# [REQUIRED TASK]
Find each line containing the word "Brush" and report how many there are. Add nothing else.
= = =
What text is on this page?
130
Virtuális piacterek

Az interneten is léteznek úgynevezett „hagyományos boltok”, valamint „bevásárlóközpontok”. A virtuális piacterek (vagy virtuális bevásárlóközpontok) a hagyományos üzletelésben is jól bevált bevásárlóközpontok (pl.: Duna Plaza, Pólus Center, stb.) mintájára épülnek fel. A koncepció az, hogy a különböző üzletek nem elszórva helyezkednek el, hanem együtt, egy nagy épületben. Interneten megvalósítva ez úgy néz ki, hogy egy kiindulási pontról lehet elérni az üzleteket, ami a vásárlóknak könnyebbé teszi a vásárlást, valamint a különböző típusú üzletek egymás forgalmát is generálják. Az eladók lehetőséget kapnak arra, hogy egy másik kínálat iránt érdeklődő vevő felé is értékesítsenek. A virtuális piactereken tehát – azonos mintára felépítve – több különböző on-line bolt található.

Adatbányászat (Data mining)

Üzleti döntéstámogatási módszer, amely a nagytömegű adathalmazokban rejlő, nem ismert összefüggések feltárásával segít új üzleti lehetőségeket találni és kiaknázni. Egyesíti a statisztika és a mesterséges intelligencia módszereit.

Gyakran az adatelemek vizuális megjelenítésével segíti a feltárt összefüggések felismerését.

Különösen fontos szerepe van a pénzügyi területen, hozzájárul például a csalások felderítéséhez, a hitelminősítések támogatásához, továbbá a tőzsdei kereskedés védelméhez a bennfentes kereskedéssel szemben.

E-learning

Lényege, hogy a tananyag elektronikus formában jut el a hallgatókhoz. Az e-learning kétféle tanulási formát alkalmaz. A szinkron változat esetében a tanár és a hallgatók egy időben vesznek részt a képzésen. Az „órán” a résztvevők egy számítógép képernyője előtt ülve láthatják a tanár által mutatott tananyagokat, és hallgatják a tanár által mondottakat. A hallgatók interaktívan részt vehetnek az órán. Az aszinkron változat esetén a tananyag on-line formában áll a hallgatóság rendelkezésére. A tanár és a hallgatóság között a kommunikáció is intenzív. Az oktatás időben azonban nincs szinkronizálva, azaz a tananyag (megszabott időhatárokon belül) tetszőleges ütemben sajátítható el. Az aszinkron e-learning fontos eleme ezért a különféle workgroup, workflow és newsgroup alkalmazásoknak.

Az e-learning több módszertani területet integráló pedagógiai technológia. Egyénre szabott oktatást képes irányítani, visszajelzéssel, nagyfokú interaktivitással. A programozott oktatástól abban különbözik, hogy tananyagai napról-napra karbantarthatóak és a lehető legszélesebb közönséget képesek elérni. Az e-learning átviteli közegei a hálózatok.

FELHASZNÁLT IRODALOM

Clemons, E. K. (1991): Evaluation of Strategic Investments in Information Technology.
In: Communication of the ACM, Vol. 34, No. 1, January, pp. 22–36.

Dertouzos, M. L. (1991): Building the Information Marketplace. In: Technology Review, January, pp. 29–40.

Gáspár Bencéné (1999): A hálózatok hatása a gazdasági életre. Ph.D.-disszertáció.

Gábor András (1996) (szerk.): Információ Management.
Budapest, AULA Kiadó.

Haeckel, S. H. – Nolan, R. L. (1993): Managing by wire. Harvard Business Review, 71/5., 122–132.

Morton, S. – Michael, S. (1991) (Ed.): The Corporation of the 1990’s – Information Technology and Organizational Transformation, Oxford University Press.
= = =
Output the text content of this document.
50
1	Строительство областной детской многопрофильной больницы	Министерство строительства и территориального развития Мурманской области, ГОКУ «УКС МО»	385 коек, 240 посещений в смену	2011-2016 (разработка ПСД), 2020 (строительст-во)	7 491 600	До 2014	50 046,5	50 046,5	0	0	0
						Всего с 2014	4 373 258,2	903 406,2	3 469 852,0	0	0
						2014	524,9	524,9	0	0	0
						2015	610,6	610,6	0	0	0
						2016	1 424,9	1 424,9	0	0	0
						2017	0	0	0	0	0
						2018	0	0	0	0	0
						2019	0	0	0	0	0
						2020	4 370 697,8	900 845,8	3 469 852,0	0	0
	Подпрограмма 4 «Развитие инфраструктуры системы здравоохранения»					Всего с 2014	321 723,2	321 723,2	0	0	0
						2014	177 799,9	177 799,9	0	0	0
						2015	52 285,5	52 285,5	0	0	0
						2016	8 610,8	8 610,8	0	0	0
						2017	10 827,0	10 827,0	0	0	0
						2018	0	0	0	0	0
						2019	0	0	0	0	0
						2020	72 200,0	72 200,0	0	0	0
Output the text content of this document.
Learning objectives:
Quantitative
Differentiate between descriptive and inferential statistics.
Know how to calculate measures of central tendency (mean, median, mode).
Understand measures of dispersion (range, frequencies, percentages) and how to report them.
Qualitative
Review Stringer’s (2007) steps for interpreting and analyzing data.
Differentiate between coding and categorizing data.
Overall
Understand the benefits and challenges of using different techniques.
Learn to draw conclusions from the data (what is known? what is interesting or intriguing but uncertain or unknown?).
= = =
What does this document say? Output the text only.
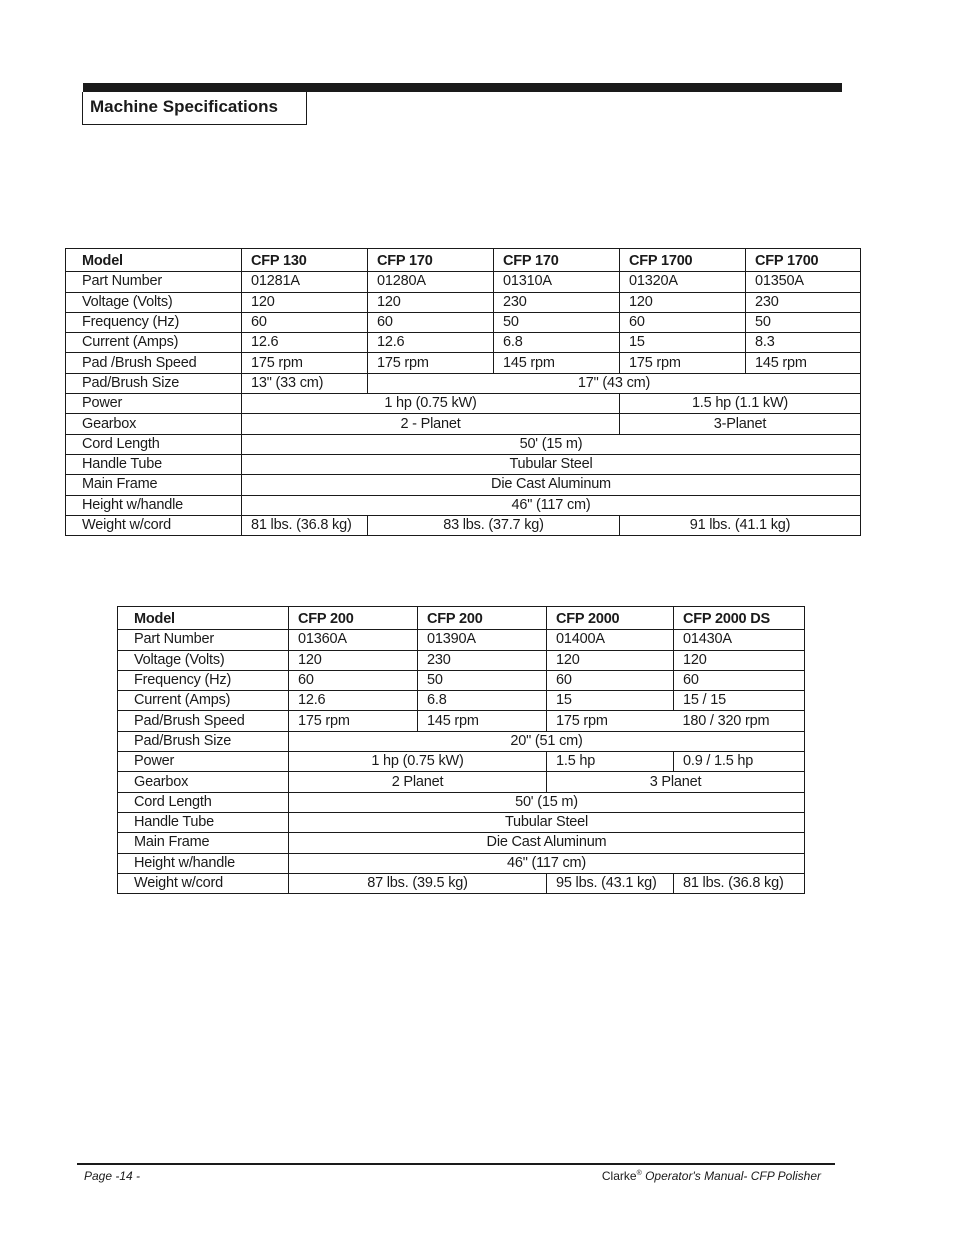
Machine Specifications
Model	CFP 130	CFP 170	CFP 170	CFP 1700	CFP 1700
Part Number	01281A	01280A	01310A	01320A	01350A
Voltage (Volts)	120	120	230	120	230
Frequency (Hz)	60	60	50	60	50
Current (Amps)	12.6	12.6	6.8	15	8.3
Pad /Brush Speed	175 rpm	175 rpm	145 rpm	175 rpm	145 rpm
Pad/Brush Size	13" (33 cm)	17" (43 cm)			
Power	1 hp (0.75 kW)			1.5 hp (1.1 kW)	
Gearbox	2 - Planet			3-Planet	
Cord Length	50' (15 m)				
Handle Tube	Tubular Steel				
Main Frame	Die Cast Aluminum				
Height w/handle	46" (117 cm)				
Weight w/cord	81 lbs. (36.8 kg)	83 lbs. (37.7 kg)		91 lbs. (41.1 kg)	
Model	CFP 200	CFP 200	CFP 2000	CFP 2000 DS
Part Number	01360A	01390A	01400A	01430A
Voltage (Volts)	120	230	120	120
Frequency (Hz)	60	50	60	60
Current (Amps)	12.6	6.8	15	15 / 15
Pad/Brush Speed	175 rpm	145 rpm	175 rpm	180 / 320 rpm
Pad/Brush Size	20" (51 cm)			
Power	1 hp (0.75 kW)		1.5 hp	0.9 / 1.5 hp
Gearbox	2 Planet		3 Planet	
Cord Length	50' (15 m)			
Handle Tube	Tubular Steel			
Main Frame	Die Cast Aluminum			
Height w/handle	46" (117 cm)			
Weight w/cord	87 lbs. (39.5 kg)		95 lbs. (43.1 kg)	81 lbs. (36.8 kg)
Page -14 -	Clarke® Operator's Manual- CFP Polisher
= = =
# [TASK SOLUTION]
4